GOAL 1 ->
Answer these questions using the music generation article, one short answer per line, marked like the questions.
(a) What source does the article list?
(b) Which pair of musical concepts does the overview give as an example of what the models are meant to separate?
(c) Along how many axes does the probing framework evaluate the embeddings?
GOAL 2 ->
Decide whether each statement agrees with the music generation article. Answer yes or no, and quote the words from the article that settle it.
(a) The article was published on February 10, 2026.
(b) The models the paper investigates are supervised.
(c) Informativeness refers to how much task-relevant information is retained.
GOAL 3 -> Carry on the music generation article from the point where it stops.

SOURCE DOCUMENT ->
○ ○ ○ ○
[Paper] Evaluating Disentangled Representations for Controllable Music Generation

Published: 2 months ago (February 10, 2026 at 01:25 PM EST)

5 min read

Source: arXiv

Source: arXiv

Overview

The paper “Evaluating Disentangled Representations for Controllable Music Generation” investigates how well current unsupervised models actually separate musical concepts such as structure vs. timbre (or local vs. global features). By probing the learned embeddings with a systematic framework, the authors expose a gap between the intended semantics of these representations and what they truly capture—an insight that matters for anyone building AI‑driven music tools that need fine‑grained control.

Key Contributions

Comprehensive probing framework that evaluates disentangled music embeddings along four axes:
1. Informativeness – how much task‑relevant information is retained.
○ ○ ○ ○
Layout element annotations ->
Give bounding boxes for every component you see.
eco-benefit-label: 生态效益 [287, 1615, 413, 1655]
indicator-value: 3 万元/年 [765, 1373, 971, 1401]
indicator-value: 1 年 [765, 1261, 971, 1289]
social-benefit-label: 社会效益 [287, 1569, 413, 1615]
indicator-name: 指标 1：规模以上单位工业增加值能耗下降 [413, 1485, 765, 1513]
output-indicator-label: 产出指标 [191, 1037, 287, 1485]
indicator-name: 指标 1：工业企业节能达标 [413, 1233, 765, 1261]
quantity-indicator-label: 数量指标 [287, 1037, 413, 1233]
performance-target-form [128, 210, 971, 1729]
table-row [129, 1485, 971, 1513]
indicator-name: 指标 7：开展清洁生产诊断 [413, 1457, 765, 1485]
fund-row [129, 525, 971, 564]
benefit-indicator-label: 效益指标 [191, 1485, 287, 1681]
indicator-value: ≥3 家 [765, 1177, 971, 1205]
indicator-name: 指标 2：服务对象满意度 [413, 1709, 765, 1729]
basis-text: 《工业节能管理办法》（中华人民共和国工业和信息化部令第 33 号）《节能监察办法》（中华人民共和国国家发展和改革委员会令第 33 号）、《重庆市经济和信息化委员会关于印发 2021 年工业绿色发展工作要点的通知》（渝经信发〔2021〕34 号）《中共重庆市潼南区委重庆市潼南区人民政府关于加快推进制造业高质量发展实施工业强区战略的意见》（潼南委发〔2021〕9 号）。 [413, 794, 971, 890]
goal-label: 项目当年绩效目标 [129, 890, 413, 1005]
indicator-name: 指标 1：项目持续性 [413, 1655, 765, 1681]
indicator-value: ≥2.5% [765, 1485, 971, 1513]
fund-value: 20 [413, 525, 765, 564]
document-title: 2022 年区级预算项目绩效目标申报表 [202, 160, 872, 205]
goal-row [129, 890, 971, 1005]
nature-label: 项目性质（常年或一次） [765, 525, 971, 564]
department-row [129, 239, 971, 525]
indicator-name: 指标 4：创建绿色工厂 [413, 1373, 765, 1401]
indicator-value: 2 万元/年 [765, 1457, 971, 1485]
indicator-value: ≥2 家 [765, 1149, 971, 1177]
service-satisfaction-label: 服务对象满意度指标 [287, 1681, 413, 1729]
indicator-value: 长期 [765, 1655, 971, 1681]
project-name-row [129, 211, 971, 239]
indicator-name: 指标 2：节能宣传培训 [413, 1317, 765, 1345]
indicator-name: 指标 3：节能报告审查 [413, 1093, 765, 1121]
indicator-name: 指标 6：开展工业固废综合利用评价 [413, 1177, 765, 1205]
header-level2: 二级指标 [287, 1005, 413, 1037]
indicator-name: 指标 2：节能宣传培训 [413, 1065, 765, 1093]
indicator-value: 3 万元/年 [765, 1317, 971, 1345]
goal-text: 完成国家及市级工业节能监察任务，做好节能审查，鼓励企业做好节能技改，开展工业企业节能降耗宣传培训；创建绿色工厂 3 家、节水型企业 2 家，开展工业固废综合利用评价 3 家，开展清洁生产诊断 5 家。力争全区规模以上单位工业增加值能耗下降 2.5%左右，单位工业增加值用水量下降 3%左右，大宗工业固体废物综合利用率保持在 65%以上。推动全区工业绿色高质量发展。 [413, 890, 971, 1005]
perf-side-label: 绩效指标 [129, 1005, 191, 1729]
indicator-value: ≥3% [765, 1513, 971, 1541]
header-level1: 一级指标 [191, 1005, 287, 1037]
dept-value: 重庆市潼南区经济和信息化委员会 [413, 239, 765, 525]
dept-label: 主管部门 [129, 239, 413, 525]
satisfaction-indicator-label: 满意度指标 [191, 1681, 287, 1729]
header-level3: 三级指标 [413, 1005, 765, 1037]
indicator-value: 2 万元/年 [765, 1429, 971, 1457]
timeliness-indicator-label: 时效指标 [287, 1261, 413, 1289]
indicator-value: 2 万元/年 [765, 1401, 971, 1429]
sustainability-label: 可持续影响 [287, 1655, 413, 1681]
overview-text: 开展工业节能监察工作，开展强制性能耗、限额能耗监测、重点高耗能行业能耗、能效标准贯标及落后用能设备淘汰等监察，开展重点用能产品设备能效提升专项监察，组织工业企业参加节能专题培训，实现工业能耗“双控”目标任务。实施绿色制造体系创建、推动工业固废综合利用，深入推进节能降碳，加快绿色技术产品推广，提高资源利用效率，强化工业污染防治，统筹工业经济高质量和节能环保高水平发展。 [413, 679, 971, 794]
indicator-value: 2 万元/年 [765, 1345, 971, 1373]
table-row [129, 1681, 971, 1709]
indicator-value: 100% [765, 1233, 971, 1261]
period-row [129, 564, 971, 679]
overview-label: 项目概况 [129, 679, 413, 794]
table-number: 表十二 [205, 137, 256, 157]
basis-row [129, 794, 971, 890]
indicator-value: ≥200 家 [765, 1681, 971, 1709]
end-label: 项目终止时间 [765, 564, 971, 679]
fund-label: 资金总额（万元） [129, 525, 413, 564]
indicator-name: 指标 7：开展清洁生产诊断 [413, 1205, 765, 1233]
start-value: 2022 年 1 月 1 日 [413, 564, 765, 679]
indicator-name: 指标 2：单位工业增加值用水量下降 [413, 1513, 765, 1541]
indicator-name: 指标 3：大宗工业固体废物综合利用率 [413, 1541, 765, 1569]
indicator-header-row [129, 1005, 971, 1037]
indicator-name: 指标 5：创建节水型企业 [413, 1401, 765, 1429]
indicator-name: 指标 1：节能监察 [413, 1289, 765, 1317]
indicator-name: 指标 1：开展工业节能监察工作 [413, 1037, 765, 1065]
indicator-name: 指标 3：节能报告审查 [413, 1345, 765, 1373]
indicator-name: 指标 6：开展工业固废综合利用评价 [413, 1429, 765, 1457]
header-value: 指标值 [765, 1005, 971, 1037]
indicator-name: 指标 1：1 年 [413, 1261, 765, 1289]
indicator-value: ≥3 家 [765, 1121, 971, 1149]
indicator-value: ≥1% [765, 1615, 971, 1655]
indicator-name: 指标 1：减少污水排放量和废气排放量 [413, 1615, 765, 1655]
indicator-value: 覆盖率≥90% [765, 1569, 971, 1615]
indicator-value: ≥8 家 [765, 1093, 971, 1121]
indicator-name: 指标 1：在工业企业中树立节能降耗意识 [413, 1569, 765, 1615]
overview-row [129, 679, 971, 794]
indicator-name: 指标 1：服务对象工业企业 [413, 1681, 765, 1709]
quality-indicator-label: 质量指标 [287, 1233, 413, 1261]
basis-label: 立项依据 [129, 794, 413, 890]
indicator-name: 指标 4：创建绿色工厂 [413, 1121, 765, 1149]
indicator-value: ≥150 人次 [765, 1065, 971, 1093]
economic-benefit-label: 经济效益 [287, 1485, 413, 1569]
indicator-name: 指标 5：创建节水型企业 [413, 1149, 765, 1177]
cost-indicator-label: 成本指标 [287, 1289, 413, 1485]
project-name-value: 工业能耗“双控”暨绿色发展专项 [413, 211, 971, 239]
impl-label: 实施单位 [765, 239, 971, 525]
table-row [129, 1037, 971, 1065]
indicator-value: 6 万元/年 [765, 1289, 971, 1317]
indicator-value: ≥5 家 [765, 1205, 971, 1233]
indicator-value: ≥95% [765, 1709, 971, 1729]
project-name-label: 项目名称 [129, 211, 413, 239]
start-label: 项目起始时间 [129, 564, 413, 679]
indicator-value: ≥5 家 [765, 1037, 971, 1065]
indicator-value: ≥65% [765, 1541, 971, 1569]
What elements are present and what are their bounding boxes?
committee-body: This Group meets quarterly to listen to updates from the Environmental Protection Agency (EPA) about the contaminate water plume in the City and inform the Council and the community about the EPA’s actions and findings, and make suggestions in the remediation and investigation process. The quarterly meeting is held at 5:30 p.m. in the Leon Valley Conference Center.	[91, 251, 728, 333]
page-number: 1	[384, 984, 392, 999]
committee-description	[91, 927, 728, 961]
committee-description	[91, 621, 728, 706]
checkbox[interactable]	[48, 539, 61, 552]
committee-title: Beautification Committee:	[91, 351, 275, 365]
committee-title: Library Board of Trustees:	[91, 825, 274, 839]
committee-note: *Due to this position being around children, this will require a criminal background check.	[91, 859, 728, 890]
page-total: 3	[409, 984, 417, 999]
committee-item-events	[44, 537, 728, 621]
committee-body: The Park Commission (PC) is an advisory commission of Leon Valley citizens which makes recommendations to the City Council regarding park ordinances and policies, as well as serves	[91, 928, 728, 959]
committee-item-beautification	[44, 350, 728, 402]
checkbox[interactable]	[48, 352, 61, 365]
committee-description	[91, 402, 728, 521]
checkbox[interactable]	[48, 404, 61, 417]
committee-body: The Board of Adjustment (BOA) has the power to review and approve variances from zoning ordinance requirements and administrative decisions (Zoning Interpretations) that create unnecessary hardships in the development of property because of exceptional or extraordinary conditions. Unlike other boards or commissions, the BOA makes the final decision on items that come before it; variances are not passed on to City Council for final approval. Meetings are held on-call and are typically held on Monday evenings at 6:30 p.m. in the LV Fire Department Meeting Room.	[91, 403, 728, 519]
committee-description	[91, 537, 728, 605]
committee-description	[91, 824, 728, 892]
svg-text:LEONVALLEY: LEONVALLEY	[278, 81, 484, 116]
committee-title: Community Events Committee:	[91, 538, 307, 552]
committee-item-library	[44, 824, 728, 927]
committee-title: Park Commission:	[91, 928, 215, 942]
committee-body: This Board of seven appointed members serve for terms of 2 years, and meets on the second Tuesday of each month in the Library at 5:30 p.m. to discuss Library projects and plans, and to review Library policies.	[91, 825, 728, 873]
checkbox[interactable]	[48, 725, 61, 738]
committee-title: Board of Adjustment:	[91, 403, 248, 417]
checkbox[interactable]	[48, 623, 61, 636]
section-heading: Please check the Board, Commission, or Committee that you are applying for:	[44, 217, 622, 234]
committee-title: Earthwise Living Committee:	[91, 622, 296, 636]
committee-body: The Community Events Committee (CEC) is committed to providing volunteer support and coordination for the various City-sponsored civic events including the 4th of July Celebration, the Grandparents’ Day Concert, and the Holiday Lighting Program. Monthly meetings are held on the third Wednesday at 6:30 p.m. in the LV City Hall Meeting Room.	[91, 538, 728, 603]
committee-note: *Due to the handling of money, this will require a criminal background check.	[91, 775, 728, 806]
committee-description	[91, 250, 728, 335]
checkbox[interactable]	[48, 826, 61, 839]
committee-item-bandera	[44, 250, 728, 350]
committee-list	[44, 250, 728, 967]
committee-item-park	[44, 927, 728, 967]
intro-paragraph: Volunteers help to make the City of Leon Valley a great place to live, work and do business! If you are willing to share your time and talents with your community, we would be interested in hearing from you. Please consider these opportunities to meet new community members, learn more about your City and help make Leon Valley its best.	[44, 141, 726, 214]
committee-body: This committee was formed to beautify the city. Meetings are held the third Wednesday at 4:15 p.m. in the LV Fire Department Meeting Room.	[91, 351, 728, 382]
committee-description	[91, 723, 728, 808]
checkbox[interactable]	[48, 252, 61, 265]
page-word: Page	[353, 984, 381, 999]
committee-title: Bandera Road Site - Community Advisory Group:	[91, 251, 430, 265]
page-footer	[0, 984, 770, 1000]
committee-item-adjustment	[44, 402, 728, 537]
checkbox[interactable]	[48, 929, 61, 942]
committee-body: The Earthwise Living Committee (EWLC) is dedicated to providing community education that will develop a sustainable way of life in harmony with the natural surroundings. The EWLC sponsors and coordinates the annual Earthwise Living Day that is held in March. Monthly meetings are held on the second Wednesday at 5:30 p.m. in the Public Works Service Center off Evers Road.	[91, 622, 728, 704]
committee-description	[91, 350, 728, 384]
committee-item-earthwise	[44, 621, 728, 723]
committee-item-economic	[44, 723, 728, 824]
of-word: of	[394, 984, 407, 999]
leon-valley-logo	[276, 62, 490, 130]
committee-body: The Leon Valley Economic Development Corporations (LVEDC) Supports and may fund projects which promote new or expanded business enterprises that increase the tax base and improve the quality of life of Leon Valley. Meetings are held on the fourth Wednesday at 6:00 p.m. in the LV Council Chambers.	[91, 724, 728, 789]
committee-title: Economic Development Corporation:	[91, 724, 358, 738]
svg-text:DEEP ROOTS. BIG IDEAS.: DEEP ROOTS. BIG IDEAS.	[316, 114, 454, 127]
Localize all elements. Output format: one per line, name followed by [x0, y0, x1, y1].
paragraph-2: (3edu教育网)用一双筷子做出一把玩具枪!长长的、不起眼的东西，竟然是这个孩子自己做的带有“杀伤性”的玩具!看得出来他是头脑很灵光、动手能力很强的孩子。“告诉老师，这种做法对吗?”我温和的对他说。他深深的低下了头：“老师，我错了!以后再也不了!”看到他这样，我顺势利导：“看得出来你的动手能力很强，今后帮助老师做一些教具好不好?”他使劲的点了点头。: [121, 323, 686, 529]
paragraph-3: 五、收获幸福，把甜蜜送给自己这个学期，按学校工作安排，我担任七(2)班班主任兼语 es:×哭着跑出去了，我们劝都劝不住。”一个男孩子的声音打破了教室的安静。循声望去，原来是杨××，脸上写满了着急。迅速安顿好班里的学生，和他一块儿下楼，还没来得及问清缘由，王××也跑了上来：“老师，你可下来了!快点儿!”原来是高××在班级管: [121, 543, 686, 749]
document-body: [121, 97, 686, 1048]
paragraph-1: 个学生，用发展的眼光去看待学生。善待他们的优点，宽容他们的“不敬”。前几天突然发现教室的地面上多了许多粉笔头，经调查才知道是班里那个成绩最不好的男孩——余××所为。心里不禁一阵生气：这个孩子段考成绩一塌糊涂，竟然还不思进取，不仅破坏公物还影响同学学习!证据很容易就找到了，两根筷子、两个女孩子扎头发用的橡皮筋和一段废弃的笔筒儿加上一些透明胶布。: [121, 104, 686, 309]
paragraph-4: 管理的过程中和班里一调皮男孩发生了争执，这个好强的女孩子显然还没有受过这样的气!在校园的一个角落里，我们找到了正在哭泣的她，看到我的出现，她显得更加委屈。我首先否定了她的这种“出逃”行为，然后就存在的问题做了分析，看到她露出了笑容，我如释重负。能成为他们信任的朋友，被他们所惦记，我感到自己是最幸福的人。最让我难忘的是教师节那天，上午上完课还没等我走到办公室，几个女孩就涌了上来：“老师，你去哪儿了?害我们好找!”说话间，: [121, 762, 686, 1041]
○ ○ ○ ○
TASK RESULT 1 ->
(a) arXiv
(b) Structure vs. timbre
(c) Four

TASK RESULT 2 ->
(a) Yes: "February 10, 2026 at 01:25 PM EST"
(b) No: "current unsupervised models"
(c) Yes: "Informativeness – how much task‑relevant information is retained."

TASK RESULT 3 ->
2. Equivariance – whether controlled transformations (e.g., pitch shift) are reflected linearly in the latent space.
3. Invariance – whether unrelated factors (e.g., timbre when probing structure) stay constant.
4. Disentanglement – the degree to which each latent dimension isolates a single musical factor.
Benchmark of six state‑of‑the‑art unsupervised models employing diverse disentanglement strategies (inductive biases, data augmentations, adversarial losses, staged training).
Ablation studies that isolate the impact of individual design choices (e.g., adding a timbre‑adversarial head vs. using pitch‑preserving augmentations).
Cross‑dataset analysis on both synthetic (MIDI‑derived) and real‑world audio collections, demonstrating that results are not dataset‑specific.
Critical finding: many “disentangled” embeddings still entangle structure and timbre, limiting reliable controllability in downstream generation pipelines.

Methodology

Model selection – Choose a representative set of music‑audio encoders that claim to learn disentangled latent spaces.
- Variational autoencoders (VAEs) with structured priors
- Contrastive models using pitch‑preserving augmentations
- Adversarially regularized encoders
Probing pipeline – For each model:
- Freeze the encoder.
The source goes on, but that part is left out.